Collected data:
=-=-=

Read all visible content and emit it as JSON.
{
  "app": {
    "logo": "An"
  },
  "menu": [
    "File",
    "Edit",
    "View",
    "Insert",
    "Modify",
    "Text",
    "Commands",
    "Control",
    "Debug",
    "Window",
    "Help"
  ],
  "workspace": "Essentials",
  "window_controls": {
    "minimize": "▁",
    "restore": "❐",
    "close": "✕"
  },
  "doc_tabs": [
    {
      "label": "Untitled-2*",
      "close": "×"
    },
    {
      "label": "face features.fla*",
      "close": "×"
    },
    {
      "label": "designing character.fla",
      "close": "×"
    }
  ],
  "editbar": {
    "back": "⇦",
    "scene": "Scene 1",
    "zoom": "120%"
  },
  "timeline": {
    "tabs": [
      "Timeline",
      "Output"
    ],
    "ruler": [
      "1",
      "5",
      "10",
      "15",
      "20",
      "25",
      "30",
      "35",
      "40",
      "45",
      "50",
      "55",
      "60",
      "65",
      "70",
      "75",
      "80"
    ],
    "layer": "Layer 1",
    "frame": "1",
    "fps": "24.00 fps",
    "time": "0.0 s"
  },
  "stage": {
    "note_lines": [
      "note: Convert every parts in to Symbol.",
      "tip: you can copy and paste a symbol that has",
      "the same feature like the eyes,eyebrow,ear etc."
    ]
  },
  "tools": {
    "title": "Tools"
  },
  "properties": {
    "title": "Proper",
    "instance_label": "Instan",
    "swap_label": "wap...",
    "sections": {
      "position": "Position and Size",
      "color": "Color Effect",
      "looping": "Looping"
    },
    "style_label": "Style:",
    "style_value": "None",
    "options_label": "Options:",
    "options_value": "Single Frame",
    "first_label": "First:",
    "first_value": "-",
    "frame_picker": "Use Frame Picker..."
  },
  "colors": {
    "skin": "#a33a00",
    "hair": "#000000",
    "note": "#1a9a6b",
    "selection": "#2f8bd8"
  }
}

=-=-=

Retype the data exactly as given.

Complete output:
Read all visible content and emit it as JSON.
{
  "app": {
    "logo": "An"
  },
  "menu": [
    "File",
    "Edit",
    "View",
    "Insert",
    "Modify",
    "Text",
    "Commands",
    "Control",
    "Debug",
    "Window",
    "Help"
  ],
  "workspace": "Essentials",
  "window_controls": {
    "minimize": "▁",
    "restore": "❐",
    "close": "✕"
  },
  "doc_tabs": [
    {
      "label": "Untitled-2*",
      "close": "×"
    },
    {
      "label": "face features.fla*",
      "close": "×"
    },
    {
      "label": "designing character.fla",
      "close": "×"
    }
  ],
  "editbar": {
    "back": "⇦",
    "scene": "Scene 1",
    "zoom": "120%"
  },
  "timeline": {
    "tabs": [
      "Timeline",
      "Output"
    ],
    "ruler": [
      "1",
      "5",
      "10",
      "15",
      "20",
      "25",
      "30",
      "35",
      "40",
      "45",
      "50",
      "55",
      "60",
      "65",
      "70",
      "75",
      "80"
    ],
    "layer": "Layer 1",
    "frame": "1",
    "fps": "24.00 fps",
    "time": "0.0 s"
  },
  "stage": {
    "note_lines": [
      "note: Convert every parts in to Symbol.",
      "tip: you can copy and paste a symbol that has",
      "the same feature like the eyes,eyebrow,ear etc."
    ]
  },
  "tools": {
    "title": "Tools"
  },
  "properties": {
    "title": "Proper",
    "instance_label": "Instan",
    "swap_label": "wap...",
    "sections": {
      "position": "Position and Size",
      "color": "Color Effect",
      "looping": "Looping"
    },
    "style_label": "Style:",
    "style_value": "None",
    "options_label": "Options:",
    "options_value": "Single Frame",
    "first_label": "First:",
    "first_value": "-",
    "frame_picker": "Use Frame Picker..."
  },
  "colors": {
    "skin": "#a33a00",
    "hair": "#000000",
    "note": "#1a9a6b",
    "selection": "#2f8bd8"
  }
}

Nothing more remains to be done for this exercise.